[PATCH] UBIFS: allow for gaps when dirtying the LPT

Previous thread: [PATCH] md: fix compilation warning: left shift count >= width of type by Hannes Eder on Friday, November 21, 2008 - 8:21 am. (1 message)

Next thread: [PATCH] FRV: Fix error handling in is_user_addr_valid() by David Howells on Friday, November 21, 2008 - 9:07 am. (2 messages)
From: Artem Bityutskiy
Date: Friday, November 21, 2008 - 10:19 am

Hi,

here are the UBIFS fixes we have scheduled for 2.6.28. We are
planning to send them to Linus a little bit later. I send them
for your review.

The "UBIFS: allow for gaps when dirtying the LPT" patch solves
the problem reported by Deepak Saxena.

- Provided data
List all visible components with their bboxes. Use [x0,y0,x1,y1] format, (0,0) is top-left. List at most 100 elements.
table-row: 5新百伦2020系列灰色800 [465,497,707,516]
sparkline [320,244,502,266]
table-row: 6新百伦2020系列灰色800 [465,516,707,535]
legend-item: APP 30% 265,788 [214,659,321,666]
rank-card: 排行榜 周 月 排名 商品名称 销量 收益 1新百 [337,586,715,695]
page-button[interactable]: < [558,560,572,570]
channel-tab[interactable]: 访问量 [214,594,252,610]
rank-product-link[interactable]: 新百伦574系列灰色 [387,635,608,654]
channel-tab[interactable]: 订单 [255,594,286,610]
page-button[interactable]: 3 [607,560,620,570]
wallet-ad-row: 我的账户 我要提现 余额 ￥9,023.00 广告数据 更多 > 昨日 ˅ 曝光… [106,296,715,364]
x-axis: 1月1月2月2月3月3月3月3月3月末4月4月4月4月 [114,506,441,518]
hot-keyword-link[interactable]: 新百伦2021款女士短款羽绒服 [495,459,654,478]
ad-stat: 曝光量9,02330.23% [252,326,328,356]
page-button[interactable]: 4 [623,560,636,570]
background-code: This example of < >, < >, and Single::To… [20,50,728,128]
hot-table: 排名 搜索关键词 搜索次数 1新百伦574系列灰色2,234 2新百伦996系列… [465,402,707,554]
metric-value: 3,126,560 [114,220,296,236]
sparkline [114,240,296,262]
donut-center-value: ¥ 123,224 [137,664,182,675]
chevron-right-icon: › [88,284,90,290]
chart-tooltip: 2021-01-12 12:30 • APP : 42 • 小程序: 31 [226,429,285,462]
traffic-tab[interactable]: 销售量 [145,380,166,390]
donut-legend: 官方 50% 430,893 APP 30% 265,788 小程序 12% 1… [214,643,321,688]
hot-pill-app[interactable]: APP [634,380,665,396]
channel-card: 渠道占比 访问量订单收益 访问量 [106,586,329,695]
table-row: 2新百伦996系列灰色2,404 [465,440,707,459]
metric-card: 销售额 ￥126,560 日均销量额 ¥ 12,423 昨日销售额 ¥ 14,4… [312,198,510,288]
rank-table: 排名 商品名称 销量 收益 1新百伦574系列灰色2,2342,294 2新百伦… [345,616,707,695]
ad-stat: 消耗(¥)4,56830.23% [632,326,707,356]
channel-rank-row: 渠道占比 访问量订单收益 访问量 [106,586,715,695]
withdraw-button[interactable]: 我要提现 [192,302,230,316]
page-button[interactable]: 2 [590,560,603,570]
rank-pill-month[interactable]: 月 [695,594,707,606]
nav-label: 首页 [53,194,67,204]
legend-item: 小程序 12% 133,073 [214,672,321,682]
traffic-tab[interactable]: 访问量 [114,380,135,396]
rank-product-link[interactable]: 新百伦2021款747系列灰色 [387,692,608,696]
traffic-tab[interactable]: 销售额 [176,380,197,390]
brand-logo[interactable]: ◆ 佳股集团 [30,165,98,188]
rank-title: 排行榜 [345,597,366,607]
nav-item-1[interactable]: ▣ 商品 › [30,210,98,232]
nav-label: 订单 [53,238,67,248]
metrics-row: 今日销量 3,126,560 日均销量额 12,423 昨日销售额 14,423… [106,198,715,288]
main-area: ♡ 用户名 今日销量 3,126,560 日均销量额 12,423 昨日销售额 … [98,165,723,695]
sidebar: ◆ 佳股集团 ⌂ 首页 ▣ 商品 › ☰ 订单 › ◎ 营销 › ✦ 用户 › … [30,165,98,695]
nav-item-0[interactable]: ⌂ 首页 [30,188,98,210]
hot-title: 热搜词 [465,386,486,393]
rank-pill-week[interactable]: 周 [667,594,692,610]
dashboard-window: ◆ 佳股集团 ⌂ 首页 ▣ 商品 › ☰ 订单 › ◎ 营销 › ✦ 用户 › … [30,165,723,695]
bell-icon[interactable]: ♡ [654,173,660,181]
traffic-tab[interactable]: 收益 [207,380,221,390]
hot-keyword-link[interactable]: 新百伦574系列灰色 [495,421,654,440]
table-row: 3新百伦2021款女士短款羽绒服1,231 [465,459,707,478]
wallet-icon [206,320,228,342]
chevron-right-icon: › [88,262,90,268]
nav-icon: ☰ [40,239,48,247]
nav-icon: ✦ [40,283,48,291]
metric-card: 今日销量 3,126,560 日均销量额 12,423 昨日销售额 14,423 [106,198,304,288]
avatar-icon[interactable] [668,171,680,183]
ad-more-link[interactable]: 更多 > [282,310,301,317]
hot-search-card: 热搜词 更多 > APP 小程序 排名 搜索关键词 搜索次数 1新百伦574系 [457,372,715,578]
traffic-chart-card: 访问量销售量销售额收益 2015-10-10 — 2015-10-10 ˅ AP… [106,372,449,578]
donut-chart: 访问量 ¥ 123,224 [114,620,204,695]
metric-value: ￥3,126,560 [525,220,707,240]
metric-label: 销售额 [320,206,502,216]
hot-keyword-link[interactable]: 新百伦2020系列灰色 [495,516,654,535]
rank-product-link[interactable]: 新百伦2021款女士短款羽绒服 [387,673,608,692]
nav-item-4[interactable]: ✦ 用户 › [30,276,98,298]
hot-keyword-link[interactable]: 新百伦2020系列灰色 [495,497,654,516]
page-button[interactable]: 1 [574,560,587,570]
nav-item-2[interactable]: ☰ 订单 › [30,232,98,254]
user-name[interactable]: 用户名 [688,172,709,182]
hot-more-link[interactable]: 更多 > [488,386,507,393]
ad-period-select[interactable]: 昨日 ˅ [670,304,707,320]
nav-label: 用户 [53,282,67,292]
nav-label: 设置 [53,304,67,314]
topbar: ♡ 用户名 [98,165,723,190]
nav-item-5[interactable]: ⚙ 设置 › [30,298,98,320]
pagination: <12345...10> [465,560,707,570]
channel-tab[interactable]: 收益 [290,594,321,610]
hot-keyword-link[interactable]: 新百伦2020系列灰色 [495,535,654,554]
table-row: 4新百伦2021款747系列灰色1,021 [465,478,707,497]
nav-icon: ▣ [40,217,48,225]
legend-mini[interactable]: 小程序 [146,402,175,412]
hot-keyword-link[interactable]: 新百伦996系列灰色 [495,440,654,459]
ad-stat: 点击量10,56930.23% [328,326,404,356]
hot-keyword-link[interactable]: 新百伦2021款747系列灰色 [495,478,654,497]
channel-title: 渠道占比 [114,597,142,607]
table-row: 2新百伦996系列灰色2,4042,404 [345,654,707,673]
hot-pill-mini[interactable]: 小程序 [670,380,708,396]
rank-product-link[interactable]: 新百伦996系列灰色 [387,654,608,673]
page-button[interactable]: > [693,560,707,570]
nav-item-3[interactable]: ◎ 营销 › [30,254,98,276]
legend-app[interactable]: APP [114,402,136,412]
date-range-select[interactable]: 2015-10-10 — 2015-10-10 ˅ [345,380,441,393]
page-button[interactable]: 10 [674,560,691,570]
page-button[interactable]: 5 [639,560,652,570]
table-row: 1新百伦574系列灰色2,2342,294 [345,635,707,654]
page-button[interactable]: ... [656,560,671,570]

- Objectives
1) Translate this sentence from the UBIFS patch message into Spanish: "The "UBIFS: allow for gaps when dirtying the LPT" patch solves the problem reported by Deepak Saxena."
2) Rename "traffic-tab" to "metric-tab" in the records, from their first line up to and including the line with "nav-item-1[interactable]: ▣ 商品". Return only those lines, with nothing else changed.
The post about the UBIFS patch and the records have nothing to do with each other.

- Results of the exercise
1) El parche «UBIFS: allow for gaps when dirtying the LPT» soluciona el problema del que informó Deepak Saxena.

2)
List all visible components with their bboxes. Use [x0,y0,x1,y1] format, (0,0) is top-left. List at most 100 elements.
table-row: 5新百伦2020系列灰色800 [465,497,707,516]
sparkline [320,244,502,266]
table-row: 6新百伦2020系列灰色800 [465,516,707,535]
legend-item: APP 30% 265,788 [214,659,321,666]
rank-card: 排行榜 周 月 排名 商品名称 销量 收益 1新百 [337,586,715,695]
page-button[interactable]: < [558,560,572,570]
channel-tab[interactable]: 访问量 [214,594,252,610]
rank-product-link[interactable]: 新百伦574系列灰色 [387,635,608,654]
channel-tab[interactable]: 订单 [255,594,286,610]
page-button[interactable]: 3 [607,560,620,570]
wallet-ad-row: 我的账户 我要提现 余额 ￥9,023.00 广告数据 更多 > 昨日 ˅ 曝光… [106,296,715,364]
x-axis: 1月1月2月2月3月3月3月3月3月末4月4月4月4月 [114,506,441,518]
hot-keyword-link[interactable]: 新百伦2021款女士短款羽绒服 [495,459,654,478]
ad-stat: 曝光量9,02330.23% [252,326,328,356]
page-button[interactable]: 4 [623,560,636,570]
background-code: This example of < >, < >, and Single::To… [20,50,728,128]
hot-table: 排名 搜索关键词 搜索次数 1新百伦574系列灰色2,234 2新百伦996系列… [465,402,707,554]
metric-value: 3,126,560 [114,220,296,236]
sparkline [114,240,296,262]
donut-center-value: ¥ 123,224 [137,664,182,675]
chevron-right-icon: › [88,284,90,290]
chart-tooltip: 2021-01-12 12:30 • APP : 42 • 小程序: 31 [226,429,285,462]
metric-tab[interactable]: 销售量 [145,380,166,390]
donut-legend: 官方 50% 430,893 APP 30% 265,788 小程序 12% 1… [214,643,321,688]
hot-pill-app[interactable]: APP [634,380,665,396]
channel-card: 渠道占比 访问量订单收益 访问量 [106,586,329,695]
table-row: 2新百伦996系列灰色2,404 [465,440,707,459]
metric-card: 销售额 ￥126,560 日均销量额 ¥ 12,423 昨日销售额 ¥ 14,4… [312,198,510,288]
rank-table: 排名 商品名称 销量 收益 1新百伦574系列灰色2,2342,294 2新百伦… [345,616,707,695]
ad-stat: 消耗(¥)4,56830.23% [632,326,707,356]
channel-rank-row: 渠道占比 访问量订单收益 访问量 [106,586,715,695]
withdraw-button[interactable]: 我要提现 [192,302,230,316]
page-button[interactable]: 2 [590,560,603,570]
rank-pill-month[interactable]: 月 [695,594,707,606]
nav-label: 首页 [53,194,67,204]
legend-item: 小程序 12% 133,073 [214,672,321,682]
metric-tab[interactable]: 访问量 [114,380,135,396]
rank-product-link[interactable]: 新百伦2021款747系列灰色 [387,692,608,696]
metric-tab[interactable]: 销售额 [176,380,197,390]
brand-logo[interactable]: ◆ 佳股集团 [30,165,98,188]
rank-title: 排行榜 [345,597,366,607]
nav-item-1[interactable]: ▣ 商品 › [30,210,98,232]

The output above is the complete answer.